### What to work on
Output a single figure: the number of lines in which the word "jurídicas" appears.

### Material shown
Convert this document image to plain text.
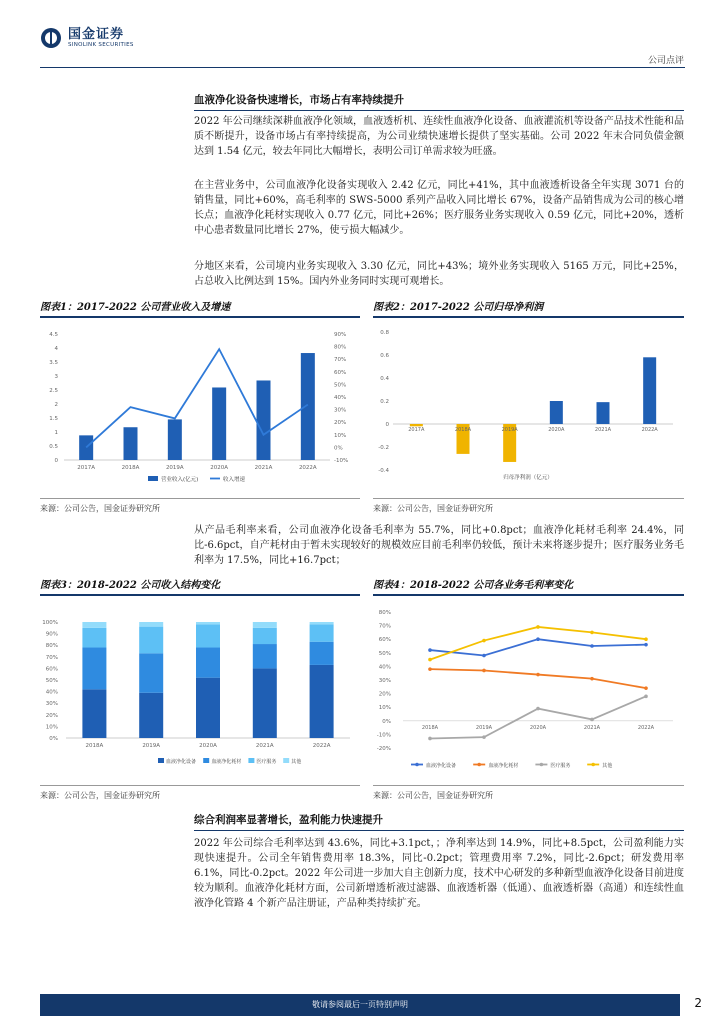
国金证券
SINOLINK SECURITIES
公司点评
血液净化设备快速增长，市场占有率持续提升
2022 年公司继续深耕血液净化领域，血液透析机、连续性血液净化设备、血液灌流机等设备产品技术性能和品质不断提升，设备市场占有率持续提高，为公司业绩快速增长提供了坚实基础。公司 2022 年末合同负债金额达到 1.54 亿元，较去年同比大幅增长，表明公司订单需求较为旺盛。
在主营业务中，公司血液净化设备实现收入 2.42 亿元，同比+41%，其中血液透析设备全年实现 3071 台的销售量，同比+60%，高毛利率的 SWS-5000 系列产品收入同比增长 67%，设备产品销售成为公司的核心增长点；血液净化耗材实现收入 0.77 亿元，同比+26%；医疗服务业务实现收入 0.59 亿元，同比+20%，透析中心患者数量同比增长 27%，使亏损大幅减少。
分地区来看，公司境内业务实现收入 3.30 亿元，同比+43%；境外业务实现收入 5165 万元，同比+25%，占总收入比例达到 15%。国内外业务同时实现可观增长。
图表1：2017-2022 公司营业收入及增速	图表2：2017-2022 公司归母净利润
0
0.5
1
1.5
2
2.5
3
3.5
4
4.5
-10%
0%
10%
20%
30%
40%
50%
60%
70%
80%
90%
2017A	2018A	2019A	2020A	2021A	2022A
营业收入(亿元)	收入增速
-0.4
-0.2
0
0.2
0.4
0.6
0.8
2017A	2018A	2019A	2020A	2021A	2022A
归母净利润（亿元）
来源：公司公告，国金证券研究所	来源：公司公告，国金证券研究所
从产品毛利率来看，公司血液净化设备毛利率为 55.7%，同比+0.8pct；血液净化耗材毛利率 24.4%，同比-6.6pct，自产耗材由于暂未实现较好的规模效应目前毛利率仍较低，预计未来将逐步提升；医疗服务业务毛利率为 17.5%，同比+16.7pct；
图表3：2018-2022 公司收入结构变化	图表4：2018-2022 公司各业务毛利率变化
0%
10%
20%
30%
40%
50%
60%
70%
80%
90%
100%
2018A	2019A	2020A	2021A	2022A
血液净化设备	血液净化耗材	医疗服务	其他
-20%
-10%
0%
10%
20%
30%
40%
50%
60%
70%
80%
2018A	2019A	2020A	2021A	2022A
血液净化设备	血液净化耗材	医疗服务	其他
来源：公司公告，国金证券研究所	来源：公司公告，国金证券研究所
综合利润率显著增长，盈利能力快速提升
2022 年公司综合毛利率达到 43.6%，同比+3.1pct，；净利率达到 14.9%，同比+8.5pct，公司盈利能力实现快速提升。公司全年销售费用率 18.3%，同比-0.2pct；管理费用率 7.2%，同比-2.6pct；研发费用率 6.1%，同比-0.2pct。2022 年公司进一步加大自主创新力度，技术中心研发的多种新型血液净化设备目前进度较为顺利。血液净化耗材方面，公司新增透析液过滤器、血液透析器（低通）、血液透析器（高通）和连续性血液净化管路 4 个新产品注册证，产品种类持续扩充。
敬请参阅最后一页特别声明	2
==
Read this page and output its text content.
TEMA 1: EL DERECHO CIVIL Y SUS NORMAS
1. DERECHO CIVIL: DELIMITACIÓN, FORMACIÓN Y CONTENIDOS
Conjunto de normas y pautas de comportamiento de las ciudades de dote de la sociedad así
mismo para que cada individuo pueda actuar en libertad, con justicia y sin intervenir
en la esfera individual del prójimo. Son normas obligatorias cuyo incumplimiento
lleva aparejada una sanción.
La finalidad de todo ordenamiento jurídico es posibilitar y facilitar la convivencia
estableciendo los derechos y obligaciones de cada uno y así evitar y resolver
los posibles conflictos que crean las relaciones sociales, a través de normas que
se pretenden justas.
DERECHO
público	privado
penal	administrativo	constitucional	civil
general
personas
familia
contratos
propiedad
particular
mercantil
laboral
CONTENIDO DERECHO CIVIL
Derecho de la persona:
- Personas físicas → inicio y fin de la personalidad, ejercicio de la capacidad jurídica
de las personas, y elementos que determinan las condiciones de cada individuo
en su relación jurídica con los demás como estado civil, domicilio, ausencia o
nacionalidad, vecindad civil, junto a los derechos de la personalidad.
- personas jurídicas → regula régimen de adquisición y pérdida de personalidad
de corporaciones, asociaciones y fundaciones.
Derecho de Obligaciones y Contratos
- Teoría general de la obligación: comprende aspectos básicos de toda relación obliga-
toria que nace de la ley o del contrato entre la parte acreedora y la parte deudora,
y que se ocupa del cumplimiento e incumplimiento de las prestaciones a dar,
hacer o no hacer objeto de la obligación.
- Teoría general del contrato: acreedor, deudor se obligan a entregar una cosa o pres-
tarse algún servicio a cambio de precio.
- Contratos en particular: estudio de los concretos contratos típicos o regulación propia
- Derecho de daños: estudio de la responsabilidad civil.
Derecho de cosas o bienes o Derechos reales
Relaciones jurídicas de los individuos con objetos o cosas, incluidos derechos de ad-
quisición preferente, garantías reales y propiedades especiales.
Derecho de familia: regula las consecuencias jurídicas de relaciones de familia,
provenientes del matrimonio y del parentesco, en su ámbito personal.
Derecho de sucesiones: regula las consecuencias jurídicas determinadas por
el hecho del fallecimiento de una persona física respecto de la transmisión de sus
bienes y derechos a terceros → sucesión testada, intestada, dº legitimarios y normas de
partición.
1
--
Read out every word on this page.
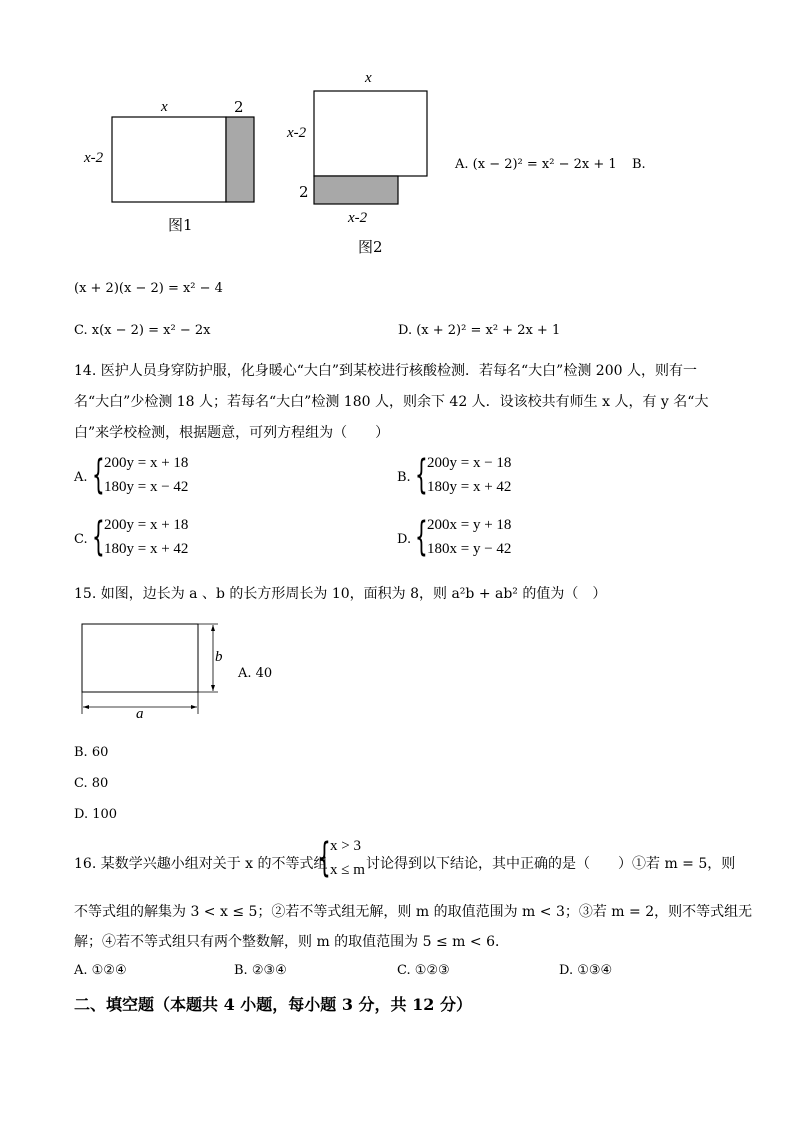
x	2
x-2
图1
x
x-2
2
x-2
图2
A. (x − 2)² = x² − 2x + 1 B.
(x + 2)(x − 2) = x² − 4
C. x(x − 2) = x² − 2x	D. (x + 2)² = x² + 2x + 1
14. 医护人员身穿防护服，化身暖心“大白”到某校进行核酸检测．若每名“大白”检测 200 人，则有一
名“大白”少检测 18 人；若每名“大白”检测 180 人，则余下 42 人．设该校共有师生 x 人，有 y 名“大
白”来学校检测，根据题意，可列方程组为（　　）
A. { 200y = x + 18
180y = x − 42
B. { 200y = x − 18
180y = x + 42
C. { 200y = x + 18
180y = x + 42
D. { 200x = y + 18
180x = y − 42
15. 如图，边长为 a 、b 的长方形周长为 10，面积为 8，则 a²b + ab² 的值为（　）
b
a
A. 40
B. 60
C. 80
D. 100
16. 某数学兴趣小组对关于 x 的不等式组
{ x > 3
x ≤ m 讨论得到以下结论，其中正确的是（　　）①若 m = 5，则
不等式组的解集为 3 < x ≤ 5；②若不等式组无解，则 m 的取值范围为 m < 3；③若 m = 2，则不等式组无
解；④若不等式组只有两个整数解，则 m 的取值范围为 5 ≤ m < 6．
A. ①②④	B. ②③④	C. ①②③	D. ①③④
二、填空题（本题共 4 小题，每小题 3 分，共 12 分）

### Reply
4